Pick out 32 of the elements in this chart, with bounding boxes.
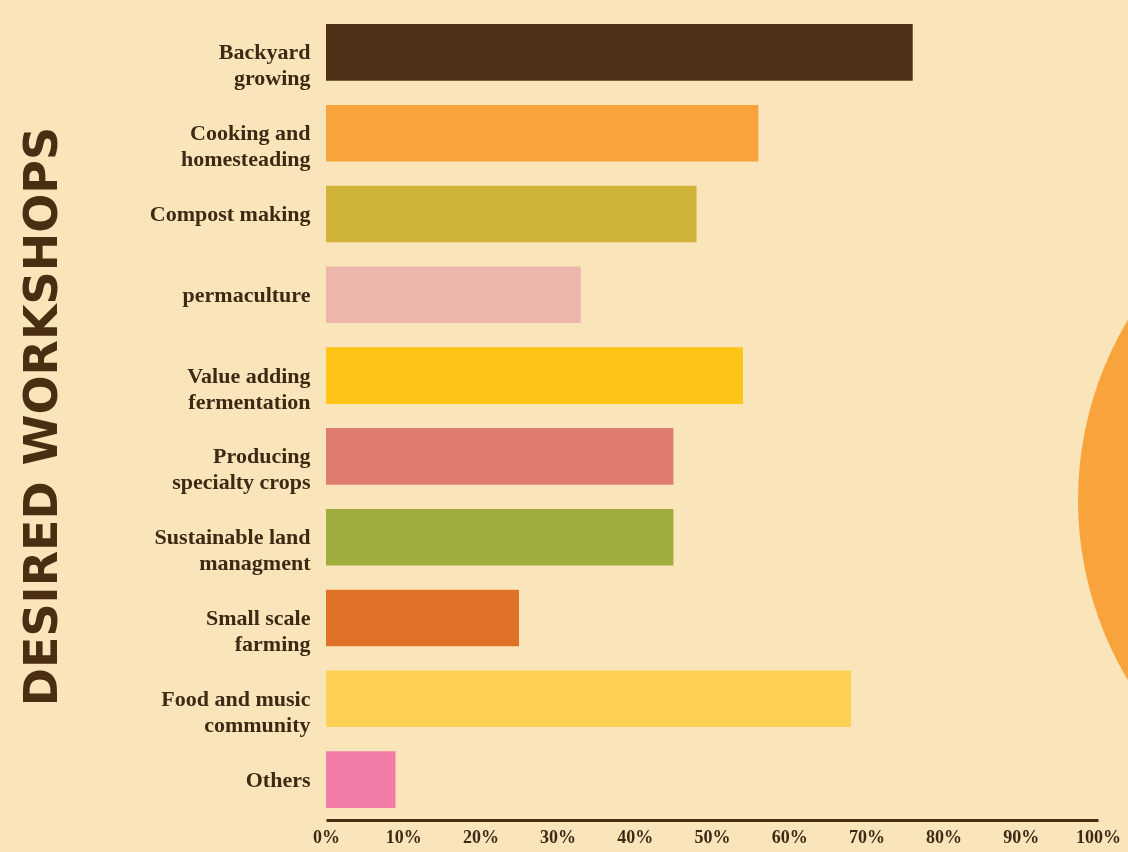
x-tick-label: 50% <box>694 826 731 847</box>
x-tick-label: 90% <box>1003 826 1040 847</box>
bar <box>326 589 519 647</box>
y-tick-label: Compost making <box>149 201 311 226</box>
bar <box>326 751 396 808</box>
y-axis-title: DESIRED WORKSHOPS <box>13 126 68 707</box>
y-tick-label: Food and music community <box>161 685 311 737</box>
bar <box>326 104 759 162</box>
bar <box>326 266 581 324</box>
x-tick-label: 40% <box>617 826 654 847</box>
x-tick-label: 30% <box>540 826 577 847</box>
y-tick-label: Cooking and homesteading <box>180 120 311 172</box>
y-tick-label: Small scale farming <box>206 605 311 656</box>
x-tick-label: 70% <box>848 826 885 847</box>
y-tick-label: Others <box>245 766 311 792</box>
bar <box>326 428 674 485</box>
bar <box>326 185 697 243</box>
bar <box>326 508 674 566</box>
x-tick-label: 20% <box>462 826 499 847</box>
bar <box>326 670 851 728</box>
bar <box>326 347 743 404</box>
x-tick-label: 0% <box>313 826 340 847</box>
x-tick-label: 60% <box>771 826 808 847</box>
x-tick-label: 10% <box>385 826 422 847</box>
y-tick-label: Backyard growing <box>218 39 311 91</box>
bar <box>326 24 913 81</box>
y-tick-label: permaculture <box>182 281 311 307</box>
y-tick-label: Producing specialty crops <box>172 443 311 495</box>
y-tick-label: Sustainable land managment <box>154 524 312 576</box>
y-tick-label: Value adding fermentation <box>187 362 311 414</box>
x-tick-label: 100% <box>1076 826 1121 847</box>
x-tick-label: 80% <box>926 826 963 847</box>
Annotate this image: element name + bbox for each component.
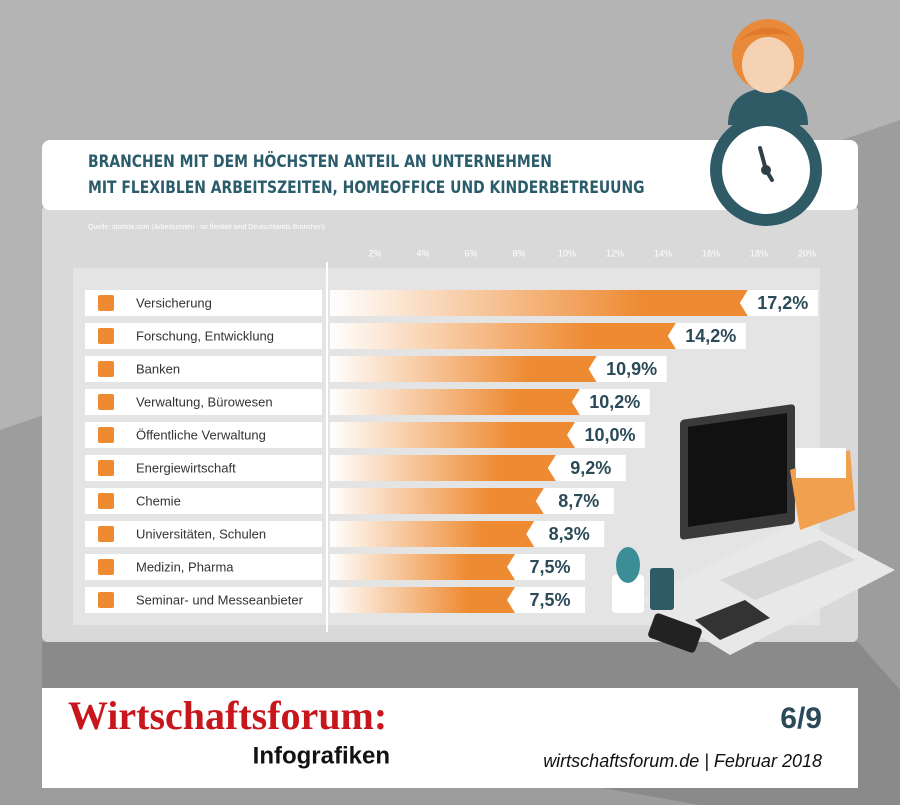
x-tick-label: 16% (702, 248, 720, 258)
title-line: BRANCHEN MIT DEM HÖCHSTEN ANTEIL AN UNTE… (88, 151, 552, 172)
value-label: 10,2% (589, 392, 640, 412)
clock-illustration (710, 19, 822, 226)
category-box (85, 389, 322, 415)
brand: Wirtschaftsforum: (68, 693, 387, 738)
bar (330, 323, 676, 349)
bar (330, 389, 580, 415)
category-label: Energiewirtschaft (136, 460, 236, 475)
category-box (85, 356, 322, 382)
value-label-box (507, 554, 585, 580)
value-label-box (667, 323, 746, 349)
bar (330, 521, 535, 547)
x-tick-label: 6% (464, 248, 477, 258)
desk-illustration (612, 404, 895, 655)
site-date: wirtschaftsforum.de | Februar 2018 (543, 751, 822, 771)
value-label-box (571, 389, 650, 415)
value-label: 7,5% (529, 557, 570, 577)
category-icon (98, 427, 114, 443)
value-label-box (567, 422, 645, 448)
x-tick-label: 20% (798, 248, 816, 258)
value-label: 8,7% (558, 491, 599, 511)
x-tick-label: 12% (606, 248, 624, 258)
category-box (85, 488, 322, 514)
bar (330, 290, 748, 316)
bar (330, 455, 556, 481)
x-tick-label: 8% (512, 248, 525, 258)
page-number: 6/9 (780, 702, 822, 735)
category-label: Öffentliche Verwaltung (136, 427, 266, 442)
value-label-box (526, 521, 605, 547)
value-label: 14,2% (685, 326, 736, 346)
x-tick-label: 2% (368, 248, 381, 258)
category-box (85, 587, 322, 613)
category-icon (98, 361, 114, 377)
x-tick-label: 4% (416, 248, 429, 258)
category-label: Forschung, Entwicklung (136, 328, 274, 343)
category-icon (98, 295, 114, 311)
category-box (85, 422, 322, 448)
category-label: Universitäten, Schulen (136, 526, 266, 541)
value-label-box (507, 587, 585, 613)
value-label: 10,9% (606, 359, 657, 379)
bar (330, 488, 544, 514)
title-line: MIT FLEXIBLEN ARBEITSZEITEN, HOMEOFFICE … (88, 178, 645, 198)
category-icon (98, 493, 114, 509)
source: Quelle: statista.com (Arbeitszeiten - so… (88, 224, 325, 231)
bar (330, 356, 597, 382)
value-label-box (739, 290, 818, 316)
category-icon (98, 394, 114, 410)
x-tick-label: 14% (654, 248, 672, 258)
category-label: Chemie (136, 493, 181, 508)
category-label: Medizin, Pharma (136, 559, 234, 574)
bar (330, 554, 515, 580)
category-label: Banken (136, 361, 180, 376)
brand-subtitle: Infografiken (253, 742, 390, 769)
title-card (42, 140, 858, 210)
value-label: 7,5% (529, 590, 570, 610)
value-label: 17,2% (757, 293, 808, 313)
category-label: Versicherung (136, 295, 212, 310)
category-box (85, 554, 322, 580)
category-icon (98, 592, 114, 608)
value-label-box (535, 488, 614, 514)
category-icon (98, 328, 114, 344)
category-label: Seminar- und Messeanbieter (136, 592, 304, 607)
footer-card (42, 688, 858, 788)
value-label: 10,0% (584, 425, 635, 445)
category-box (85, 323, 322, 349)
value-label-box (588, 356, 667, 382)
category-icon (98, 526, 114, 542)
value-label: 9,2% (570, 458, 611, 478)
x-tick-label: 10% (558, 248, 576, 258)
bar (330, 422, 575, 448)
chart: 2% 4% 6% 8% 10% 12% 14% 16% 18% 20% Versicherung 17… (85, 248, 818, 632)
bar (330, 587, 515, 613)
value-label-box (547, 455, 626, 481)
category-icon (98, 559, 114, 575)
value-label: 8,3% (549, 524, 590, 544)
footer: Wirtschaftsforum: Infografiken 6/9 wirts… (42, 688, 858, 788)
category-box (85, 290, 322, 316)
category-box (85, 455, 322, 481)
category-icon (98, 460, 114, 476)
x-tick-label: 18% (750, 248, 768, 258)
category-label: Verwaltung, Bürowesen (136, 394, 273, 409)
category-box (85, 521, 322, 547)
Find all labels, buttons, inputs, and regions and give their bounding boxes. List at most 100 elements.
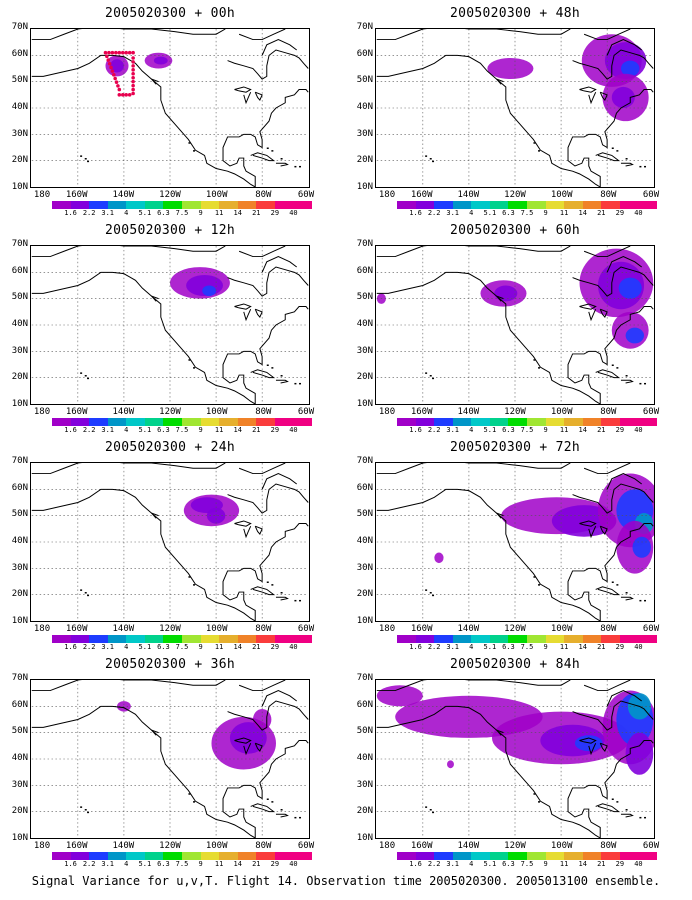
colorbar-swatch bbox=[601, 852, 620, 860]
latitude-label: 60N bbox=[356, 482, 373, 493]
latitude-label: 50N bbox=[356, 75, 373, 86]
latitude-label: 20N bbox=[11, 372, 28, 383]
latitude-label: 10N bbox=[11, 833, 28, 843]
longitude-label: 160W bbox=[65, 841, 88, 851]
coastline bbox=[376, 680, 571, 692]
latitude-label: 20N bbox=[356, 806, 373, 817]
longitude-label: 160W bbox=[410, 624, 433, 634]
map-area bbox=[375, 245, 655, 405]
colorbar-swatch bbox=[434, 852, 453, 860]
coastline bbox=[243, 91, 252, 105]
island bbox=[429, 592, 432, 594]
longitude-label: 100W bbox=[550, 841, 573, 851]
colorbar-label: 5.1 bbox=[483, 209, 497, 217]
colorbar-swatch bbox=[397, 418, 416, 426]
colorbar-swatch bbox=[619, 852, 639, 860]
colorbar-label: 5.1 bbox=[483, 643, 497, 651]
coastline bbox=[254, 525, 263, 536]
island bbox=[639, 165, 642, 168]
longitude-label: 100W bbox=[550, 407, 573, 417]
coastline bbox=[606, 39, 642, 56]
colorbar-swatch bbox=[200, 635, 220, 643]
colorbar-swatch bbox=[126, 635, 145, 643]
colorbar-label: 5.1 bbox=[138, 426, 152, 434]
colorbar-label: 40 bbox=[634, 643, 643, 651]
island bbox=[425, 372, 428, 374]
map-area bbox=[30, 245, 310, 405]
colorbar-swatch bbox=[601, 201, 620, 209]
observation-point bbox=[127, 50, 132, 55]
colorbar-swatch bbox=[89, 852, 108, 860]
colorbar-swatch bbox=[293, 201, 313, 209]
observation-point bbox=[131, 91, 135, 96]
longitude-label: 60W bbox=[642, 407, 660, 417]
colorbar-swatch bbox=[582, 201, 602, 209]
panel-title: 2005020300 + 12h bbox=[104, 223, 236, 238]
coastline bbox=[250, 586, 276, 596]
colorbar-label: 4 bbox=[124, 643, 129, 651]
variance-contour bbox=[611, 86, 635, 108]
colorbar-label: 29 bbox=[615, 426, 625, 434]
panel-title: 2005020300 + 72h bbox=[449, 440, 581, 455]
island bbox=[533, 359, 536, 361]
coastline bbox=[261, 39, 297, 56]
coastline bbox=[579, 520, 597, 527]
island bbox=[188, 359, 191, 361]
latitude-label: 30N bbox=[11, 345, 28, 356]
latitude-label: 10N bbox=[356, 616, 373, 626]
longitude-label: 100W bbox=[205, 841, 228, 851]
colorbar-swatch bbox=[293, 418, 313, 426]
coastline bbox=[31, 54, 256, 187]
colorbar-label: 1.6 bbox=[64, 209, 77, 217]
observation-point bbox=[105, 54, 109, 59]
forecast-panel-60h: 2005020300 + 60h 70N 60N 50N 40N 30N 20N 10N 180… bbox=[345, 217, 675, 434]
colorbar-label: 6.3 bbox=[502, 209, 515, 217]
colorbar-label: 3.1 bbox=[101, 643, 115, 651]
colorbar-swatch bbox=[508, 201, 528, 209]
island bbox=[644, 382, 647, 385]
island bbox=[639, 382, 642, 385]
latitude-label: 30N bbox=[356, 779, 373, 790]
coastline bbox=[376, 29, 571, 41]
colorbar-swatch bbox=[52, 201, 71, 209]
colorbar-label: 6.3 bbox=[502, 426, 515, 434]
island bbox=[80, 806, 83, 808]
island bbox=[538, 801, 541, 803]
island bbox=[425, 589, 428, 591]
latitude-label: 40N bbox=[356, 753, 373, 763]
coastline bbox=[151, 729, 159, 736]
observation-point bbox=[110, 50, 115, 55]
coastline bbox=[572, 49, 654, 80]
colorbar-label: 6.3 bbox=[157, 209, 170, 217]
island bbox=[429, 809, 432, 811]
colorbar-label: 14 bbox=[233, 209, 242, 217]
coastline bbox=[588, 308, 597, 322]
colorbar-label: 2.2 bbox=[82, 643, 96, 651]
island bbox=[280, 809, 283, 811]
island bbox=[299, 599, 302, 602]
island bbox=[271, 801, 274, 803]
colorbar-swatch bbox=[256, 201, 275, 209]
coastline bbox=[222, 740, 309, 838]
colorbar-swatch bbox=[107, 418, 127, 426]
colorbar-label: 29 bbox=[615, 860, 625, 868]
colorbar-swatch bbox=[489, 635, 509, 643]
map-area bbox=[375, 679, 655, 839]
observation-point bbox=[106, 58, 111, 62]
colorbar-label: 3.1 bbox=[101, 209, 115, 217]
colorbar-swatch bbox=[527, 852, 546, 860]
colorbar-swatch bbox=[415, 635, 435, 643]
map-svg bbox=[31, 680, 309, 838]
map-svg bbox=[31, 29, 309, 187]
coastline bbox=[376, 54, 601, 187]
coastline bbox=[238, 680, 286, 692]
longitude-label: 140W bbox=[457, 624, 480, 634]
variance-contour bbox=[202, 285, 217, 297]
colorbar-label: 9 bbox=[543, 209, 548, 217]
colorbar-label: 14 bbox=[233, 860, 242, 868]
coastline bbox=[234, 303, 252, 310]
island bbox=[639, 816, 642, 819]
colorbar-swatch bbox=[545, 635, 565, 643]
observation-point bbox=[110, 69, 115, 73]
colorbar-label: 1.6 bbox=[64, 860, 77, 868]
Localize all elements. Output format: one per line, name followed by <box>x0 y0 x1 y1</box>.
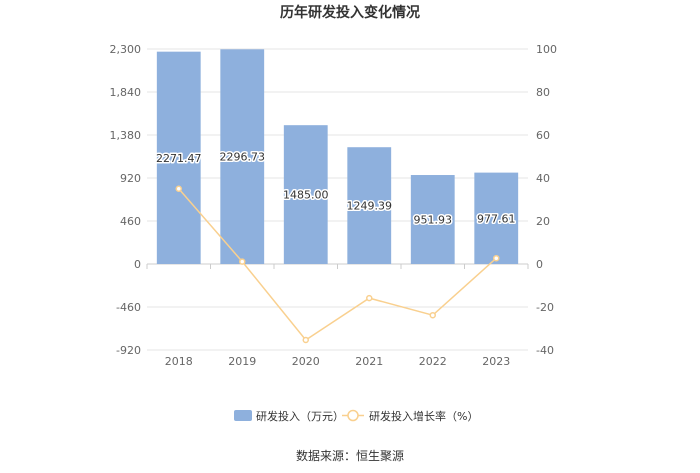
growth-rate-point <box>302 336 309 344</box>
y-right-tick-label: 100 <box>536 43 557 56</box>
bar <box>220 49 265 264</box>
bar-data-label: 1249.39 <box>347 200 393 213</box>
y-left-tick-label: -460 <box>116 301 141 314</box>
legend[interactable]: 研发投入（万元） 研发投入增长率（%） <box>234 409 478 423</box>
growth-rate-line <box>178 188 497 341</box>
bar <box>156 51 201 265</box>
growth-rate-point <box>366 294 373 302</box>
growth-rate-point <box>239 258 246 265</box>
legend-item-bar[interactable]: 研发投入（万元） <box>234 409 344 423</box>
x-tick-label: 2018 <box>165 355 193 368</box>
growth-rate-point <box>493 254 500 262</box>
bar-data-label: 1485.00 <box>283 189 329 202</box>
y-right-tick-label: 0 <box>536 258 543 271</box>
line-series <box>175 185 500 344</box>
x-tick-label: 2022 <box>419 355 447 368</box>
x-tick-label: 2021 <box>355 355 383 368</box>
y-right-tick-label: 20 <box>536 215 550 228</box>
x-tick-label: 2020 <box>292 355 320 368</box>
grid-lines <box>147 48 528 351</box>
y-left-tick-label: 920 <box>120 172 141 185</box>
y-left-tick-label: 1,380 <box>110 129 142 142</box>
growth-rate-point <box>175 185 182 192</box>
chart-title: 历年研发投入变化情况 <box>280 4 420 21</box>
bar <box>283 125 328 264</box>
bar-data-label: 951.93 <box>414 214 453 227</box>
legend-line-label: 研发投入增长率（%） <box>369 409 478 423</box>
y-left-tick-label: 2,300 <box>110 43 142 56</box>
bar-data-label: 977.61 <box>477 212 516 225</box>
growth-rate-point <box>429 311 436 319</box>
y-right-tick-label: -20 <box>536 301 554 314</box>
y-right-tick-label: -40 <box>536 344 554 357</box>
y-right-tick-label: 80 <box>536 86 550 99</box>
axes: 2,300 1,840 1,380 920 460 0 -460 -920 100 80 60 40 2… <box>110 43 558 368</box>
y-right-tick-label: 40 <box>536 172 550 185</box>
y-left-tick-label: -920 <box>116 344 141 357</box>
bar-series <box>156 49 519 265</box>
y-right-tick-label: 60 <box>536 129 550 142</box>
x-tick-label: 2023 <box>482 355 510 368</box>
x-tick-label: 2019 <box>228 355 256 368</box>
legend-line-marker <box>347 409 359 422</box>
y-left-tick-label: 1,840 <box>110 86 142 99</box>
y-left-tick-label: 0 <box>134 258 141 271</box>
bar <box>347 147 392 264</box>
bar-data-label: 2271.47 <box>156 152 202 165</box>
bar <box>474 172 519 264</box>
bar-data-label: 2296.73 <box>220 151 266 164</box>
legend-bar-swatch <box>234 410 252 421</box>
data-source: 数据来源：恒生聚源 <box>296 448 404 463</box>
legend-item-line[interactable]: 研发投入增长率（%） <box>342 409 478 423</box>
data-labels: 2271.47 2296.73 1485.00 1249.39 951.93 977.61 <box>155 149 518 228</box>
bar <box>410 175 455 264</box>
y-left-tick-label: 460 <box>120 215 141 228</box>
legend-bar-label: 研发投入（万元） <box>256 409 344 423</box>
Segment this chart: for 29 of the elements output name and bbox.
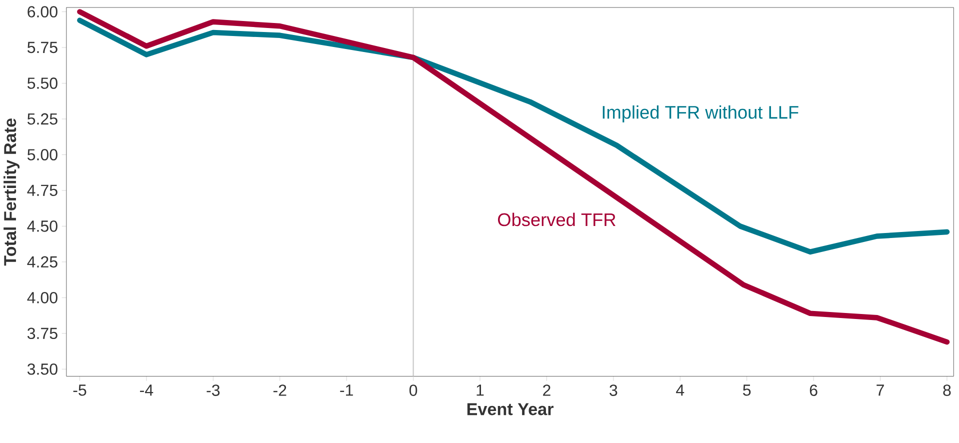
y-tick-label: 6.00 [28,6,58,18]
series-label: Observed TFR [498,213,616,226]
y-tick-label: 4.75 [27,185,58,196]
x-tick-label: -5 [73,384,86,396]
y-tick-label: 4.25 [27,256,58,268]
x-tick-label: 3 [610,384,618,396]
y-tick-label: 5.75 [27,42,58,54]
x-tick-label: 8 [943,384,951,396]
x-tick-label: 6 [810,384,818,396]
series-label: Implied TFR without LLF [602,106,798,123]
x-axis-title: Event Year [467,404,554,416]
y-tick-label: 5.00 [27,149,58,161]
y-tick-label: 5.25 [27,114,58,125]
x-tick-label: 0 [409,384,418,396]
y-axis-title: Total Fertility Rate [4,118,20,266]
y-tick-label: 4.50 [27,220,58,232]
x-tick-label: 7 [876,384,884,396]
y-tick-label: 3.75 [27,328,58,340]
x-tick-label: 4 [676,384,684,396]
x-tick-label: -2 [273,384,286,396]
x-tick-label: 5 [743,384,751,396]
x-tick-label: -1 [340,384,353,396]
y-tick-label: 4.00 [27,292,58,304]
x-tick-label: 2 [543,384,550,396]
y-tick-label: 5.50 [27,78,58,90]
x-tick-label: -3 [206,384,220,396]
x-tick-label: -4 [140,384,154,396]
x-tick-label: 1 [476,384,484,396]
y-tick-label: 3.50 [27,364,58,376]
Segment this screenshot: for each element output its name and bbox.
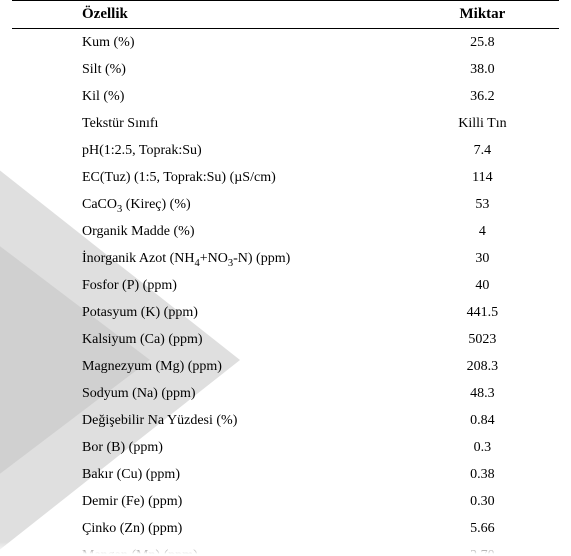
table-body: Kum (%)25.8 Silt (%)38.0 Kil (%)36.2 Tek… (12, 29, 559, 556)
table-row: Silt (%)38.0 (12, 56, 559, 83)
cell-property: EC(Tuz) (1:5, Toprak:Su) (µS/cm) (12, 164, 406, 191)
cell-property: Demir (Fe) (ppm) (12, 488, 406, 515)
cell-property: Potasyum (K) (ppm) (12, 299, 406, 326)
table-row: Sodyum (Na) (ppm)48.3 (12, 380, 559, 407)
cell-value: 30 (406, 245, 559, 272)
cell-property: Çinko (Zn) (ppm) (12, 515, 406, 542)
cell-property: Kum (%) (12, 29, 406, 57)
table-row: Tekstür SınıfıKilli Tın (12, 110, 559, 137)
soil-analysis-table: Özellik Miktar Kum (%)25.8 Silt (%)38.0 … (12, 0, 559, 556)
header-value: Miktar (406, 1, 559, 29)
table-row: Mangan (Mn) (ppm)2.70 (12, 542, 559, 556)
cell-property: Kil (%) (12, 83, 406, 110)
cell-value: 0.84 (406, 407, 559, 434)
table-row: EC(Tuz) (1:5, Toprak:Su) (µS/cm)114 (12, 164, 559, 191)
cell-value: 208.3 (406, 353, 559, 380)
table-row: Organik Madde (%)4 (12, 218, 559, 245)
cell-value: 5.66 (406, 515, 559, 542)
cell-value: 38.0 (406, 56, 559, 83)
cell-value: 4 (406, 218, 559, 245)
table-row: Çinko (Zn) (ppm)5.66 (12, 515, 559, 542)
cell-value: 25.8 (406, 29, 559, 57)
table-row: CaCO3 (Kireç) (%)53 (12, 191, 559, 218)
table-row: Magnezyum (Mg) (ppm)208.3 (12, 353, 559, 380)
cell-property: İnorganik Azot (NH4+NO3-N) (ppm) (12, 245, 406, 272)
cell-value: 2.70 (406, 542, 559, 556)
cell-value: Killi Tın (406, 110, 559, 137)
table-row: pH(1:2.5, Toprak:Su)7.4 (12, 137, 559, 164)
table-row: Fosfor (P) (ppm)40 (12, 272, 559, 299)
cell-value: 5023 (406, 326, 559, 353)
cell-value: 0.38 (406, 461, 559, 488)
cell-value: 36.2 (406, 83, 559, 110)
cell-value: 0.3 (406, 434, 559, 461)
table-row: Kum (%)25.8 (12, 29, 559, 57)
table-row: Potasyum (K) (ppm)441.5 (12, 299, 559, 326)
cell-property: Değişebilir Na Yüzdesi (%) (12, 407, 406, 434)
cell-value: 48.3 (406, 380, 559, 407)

▶ _WHAT THE TASK ASKS_
Format the lines from the one containing "x-tick-label: 50% <box>694 826 731 847</box>" through the one containing "bar <box>326 185 697 243</box>" as a JSON list of strings, one string per line and no blank lines.

▶ _OUTPUT FOR THIS EXERCISE_
[
  "x-tick-label: 50% <box>694 826 731 847</box>",
  "x-tick-label: 90% <box>1003 826 1040 847</box>",
  "bar <box>326 589 519 647</box>",
  "y-tick-label: Compost making <box>149 201 311 226</box>",
  "bar <box>326 751 396 808</box>",
  "y-axis-title: DESIRED WORKSHOPS <box>13 126 68 707</box>",
  "y-tick-label: Food and music community <box>161 685 311 737</box>",
  "bar <box>326 104 759 162</box>",
  "bar <box>326 266 581 324</box>",
  "x-tick-label: 40% <box>617 826 654 847</box>",
  "x-tick-label: 30% <box>540 826 577 847</box>",
  "y-tick-label: Cooking and homesteading <box>180 120 311 172</box>",
  "y-tick-label: Small scale farming <box>206 605 311 656</box>",
  "x-tick-label: 70% <box>848 826 885 847</box>",
  "y-tick-label: Others <box>245 766 311 792</box>",
  "bar <box>326 428 674 485</box>",
  "bar <box>326 185 697 243</box>"
]